THE REQUEST — Count how many lines of the material contain the string "Syros", then give that number and nothing more.
-- START SOURCE RECORDS --
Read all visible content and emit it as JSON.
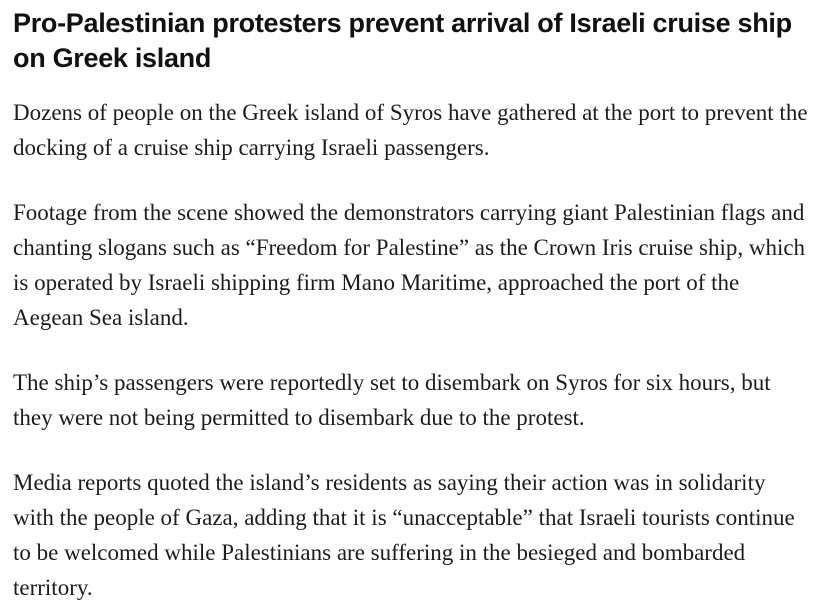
{
  "colors": {
    "background": "#ffffff",
    "headline_text": "#111111",
    "body_text": "#1c1c1c"
  },
  "article": {
    "title": "Pro-Palestinian protesters prevent arrival of Israeli cruise ship on Greek island",
    "paragraphs": [
      "Dozens of people on the Greek island of Syros have gathered at the port to prevent the docking of a cruise ship carrying Israeli passengers.",
      "Footage from the scene showed the demonstrators carrying giant Palestinian flags and chanting slogans such as “Freedom for Palestine” as the Crown Iris cruise ship, which is operated by Israeli shipping firm Mano Maritime, approached the port of the Aegean Sea island.",
      "The ship’s passengers were reportedly set to disembark on Syros for six hours, but they were not being permitted to disembark due to the protest.",
      "Media reports quoted the island’s residents as saying their action was in solidarity with the people of Gaza, adding that it is “unacceptable” that Israeli tourists con­tinue to be welcomed while Palestinians are suffering in the besieged and bom­barded territory."
    ]
  }
}
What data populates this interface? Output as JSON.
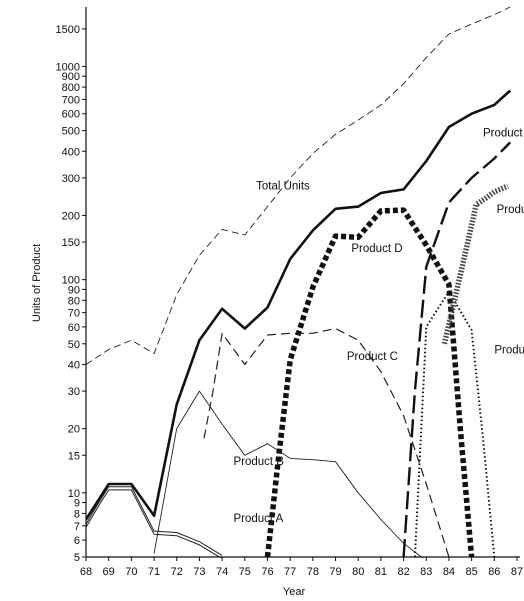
{
  "chart_data": {
    "type": "line",
    "xlabel": "Year",
    "ylabel": "Units of Product",
    "y_scale": "log",
    "xlim": [
      68,
      87
    ],
    "ylim": [
      5,
      1900
    ],
    "grid": false,
    "x_ticks": [
      "68",
      "69",
      "70",
      "71",
      "72",
      "73",
      "74",
      "75",
      "76",
      "77",
      "78",
      "79",
      "80",
      "81",
      "82",
      "83",
      "84",
      "85",
      "86",
      "87"
    ],
    "y_ticks": [
      {
        "value": 5,
        "label": "5"
      },
      {
        "value": 6,
        "label": "6"
      },
      {
        "value": 7,
        "label": "7"
      },
      {
        "value": 8,
        "label": "8"
      },
      {
        "value": 9,
        "label": "9"
      },
      {
        "value": 10,
        "label": "10"
      },
      {
        "value": 15,
        "label": "15"
      },
      {
        "value": 20,
        "label": "20"
      },
      {
        "value": 30,
        "label": "30"
      },
      {
        "value": 40,
        "label": "40"
      },
      {
        "value": 50,
        "label": "50"
      },
      {
        "value": 60,
        "label": "60"
      },
      {
        "value": 70,
        "label": "70"
      },
      {
        "value": 80,
        "label": "80"
      },
      {
        "value": 90,
        "label": "90"
      },
      {
        "value": 100,
        "label": "100"
      },
      {
        "value": 150,
        "label": "150"
      },
      {
        "value": 200,
        "label": "200"
      },
      {
        "value": 300,
        "label": "300"
      },
      {
        "value": 400,
        "label": "400"
      },
      {
        "value": 500,
        "label": "500"
      },
      {
        "value": 600,
        "label": "600"
      },
      {
        "value": 700,
        "label": "700"
      },
      {
        "value": 800,
        "label": "800"
      },
      {
        "value": 900,
        "label": "900"
      },
      {
        "value": 1000,
        "label": "1000"
      },
      {
        "value": 1500,
        "label": "1500"
      }
    ],
    "series": [
      {
        "key": "total_units",
        "name": "Total Units",
        "style": "thin-dashed",
        "color": "#222222",
        "x": [
          68,
          69,
          70,
          71,
          72,
          73,
          74,
          75,
          76,
          77,
          78,
          79,
          80,
          81,
          82,
          83,
          84,
          85,
          86,
          86.7
        ],
        "y": [
          40,
          47,
          52,
          45,
          85,
          130,
          172,
          162,
          220,
          300,
          390,
          480,
          560,
          660,
          830,
          1100,
          1420,
          1580,
          1750,
          1900
        ]
      },
      {
        "key": "product_a",
        "name": "Product A",
        "style": "double-thin",
        "color": "#222222",
        "x": [
          68,
          68.6,
          69,
          70,
          71,
          72,
          73,
          74
        ],
        "y": [
          7,
          9,
          10.5,
          10.5,
          6.5,
          6.4,
          5.8,
          5.0
        ]
      },
      {
        "key": "product_b",
        "name": "Product B",
        "style": "thin",
        "color": "#222222",
        "x": [
          71,
          72,
          73,
          74,
          75,
          76,
          77,
          78,
          79,
          80,
          81,
          82,
          83
        ],
        "y": [
          5.2,
          20,
          30,
          21,
          15,
          17,
          14.5,
          14.3,
          14,
          10,
          7.5,
          5.8,
          4.8
        ]
      },
      {
        "key": "product_c",
        "name": "Product C",
        "style": "dashed",
        "color": "#222222",
        "x": [
          73.2,
          73.6,
          74,
          75,
          76,
          77,
          78,
          79,
          80,
          81,
          82,
          83,
          84
        ],
        "y": [
          18,
          30,
          56,
          40,
          55,
          56,
          56,
          59,
          52,
          37,
          23,
          11,
          5
        ]
      },
      {
        "key": "product_d",
        "name": "Product D",
        "style": "heavy-dashed",
        "color": "#111111",
        "x": [
          76,
          76.5,
          77,
          78,
          79,
          80,
          81,
          82,
          83,
          84,
          84.5,
          85
        ],
        "y": [
          5,
          15,
          42,
          92,
          160,
          158,
          210,
          212,
          145,
          95,
          20,
          5
        ]
      },
      {
        "key": "product_e",
        "name": "Product",
        "style": "bold",
        "color": "#111111",
        "x": [
          68,
          69,
          70,
          71,
          72,
          73,
          74,
          75,
          76,
          77,
          78,
          79,
          80,
          81,
          82,
          83,
          84,
          85,
          86,
          86.7
        ],
        "y": [
          7.5,
          11,
          11,
          7.8,
          26,
          52,
          73,
          59,
          74,
          125,
          170,
          215,
          220,
          255,
          265,
          360,
          520,
          600,
          660,
          770
        ]
      },
      {
        "key": "product_f",
        "name": "Product",
        "style": "long-dash",
        "color": "#111111",
        "x": [
          82,
          82.5,
          83,
          84,
          85,
          86,
          86.7
        ],
        "y": [
          5,
          30,
          115,
          230,
          300,
          370,
          440
        ]
      },
      {
        "key": "product_g",
        "name": "Produc",
        "style": "dotted",
        "color": "#111111",
        "x": [
          82.5,
          83,
          84,
          85,
          85.5,
          86
        ],
        "y": [
          5,
          60,
          88,
          58,
          18,
          5
        ]
      },
      {
        "key": "product_h",
        "name": "Produc",
        "style": "hatched",
        "color": "#444444",
        "x": [
          83.8,
          84.3,
          84.8,
          85.2,
          85.6,
          86,
          86.6
        ],
        "y": [
          50,
          85,
          145,
          225,
          240,
          258,
          275
        ]
      }
    ],
    "series_labels": [
      {
        "series": "total_units",
        "text": "Total Units",
        "at_x": 75.5,
        "at_y": 265
      },
      {
        "series": "product_b",
        "text": "Product B",
        "at_x": 74.5,
        "at_y": 13.5
      },
      {
        "series": "product_a",
        "text": "Product A",
        "at_x": 74.5,
        "at_y": 7.3
      },
      {
        "series": "product_c",
        "text": "Product C",
        "at_x": 79.5,
        "at_y": 42
      },
      {
        "series": "product_d",
        "text": "Product D",
        "at_x": 79.7,
        "at_y": 135
      },
      {
        "series": "product_e",
        "text": "Product",
        "at_x": 85.5,
        "at_y": 470
      },
      {
        "series": "product_h",
        "text": "Produc",
        "at_x": 86.1,
        "at_y": 205
      },
      {
        "series": "product_g",
        "text": "Product",
        "at_x": 86.0,
        "at_y": 45
      }
    ]
  }
}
-- END SOURCE RECORDS --
SOLUTION TO THIS EXERCISE — 2